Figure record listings
··········

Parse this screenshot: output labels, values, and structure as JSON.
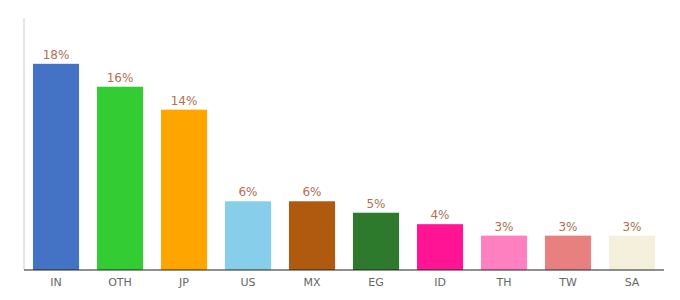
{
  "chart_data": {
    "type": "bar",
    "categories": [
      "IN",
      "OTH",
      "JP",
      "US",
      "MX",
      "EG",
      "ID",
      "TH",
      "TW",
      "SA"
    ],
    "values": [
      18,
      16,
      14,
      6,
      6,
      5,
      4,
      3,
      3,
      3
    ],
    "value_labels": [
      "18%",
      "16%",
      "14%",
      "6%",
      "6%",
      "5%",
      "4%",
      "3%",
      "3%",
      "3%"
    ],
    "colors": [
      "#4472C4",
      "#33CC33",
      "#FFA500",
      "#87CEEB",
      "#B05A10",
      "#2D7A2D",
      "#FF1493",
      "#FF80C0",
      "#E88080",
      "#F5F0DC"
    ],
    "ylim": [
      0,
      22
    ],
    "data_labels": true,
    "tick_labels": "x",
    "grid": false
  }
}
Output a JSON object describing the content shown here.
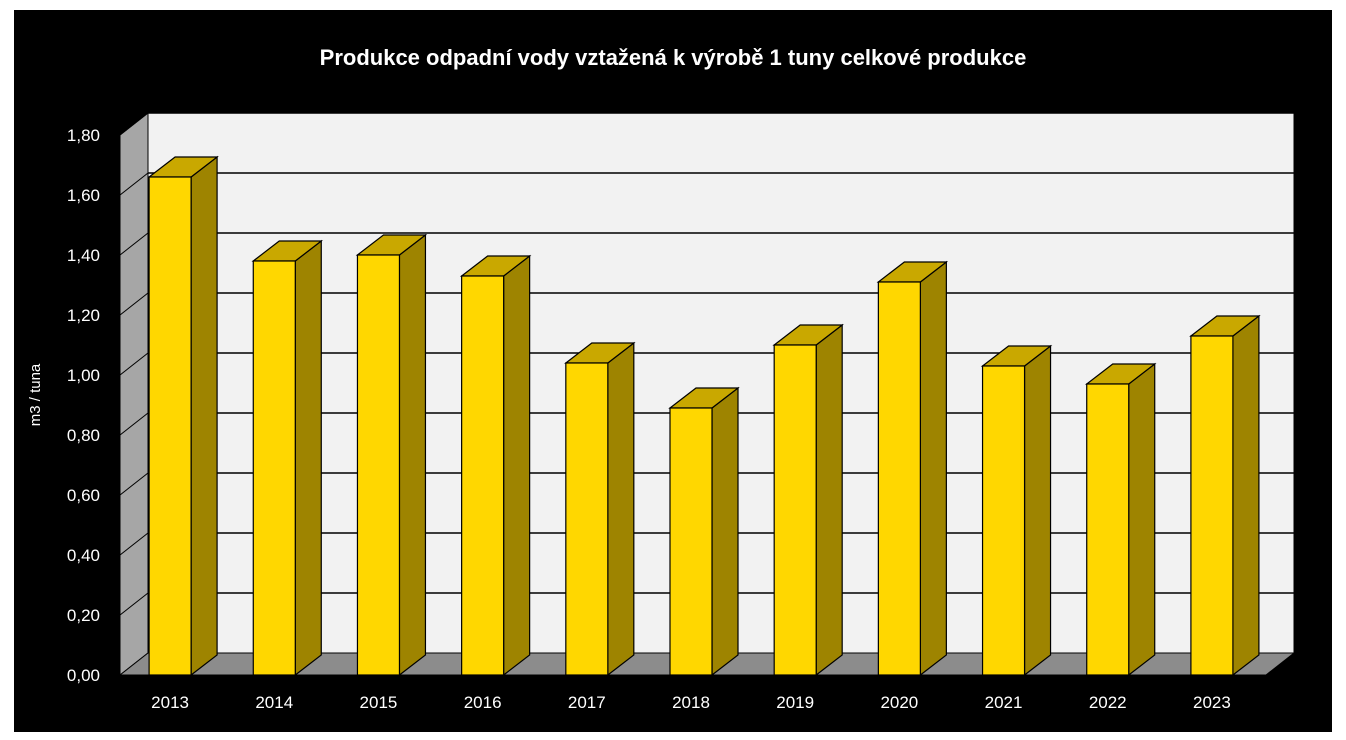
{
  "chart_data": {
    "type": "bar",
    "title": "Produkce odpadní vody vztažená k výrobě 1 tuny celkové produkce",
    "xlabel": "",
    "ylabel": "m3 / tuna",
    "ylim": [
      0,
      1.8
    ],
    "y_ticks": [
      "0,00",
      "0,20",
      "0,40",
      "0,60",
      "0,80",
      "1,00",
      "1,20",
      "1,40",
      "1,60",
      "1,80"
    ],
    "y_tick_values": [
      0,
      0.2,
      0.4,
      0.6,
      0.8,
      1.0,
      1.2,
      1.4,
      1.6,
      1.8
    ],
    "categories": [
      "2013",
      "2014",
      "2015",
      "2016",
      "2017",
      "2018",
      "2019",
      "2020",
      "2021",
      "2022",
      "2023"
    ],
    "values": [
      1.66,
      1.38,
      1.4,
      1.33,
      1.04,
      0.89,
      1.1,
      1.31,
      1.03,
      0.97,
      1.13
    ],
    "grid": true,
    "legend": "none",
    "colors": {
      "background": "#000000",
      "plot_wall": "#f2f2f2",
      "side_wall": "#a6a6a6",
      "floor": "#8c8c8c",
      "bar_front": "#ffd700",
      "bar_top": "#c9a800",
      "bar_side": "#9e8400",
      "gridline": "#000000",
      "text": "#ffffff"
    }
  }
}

··········

» **To do**: Output every entry word for word, but omit the pictures.

» **Problem solution**:
Parse this screenshot: output labels, values, and structure as JSON.
{
  "chart_data": {
    "type": "bar",
    "categories": [
      "IN",
      "OTH",
      "JP",
      "US",
      "MX",
      "EG",
      "ID",
      "TH",
      "TW",
      "SA"
    ],
    "values": [
      18,
      16,
      14,
      6,
      6,
      5,
      4,
      3,
      3,
      3
    ],
    "value_labels": [
      "18%",
      "16%",
      "14%",
      "6%",
      "6%",
      "5%",
      "4%",
      "3%",
      "3%",
      "3%"
    ],
    "colors": [
      "#4472C4",
      "#33CC33",
      "#FFA500",
      "#87CEEB",
      "#B05A10",
      "#2D7A2D",
      "#FF1493",
      "#FF80C0",
      "#E88080",
      "#F5F0DC"
    ],
    "ylim": [
      0,
      22
    ],
    "data_labels": true,
    "tick_labels": "x",
    "grid": false
  }
}
Output a JSON object describing the content shown here.
{
  "chart_data": {
    "type": "bar",
    "title": "Produkce odpadní vody vztažená k výrobě 1 tuny celkové produkce",
    "xlabel": "",
    "ylabel": "m3 / tuna",
    "ylim": [
      0,
      1.8
    ],
    "y_ticks": [
      "0,00",
      "0,20",
      "0,40",
      "0,60",
      "0,80",
      "1,00",
      "1,20",
      "1,40",
      "1,60",
      "1,80"
    ],
    "y_tick_values": [
      0,
      0.2,
      0.4,
      0.6,
      0.8,
      1.0,
      1.2,
      1.4,
      1.6,
      1.8
    ],
    "categories": [
      "2013",
      "2014",
      "2015",
      "2016",
      "2017",
      "2018",
      "2019",
      "2020",
      "2021",
      "2022",
      "2023"
    ],
    "values": [
      1.66,
      1.38,
      1.4,
      1.33,
      1.04,
      0.89,
      1.1,
      1.31,
      1.03,
      0.97,
      1.13
    ],
    "grid": true,
    "legend": "none",
    "colors": {
      "background": "#000000",
      "plot_wall": "#f2f2f2",
      "side_wall": "#a6a6a6",
      "floor": "#8c8c8c",
      "bar_front": "#ffd700",
      "bar_top": "#c9a800",
      "bar_side": "#9e8400",
      "gridline": "#000000",
      "text": "#ffffff"
    }
  }
}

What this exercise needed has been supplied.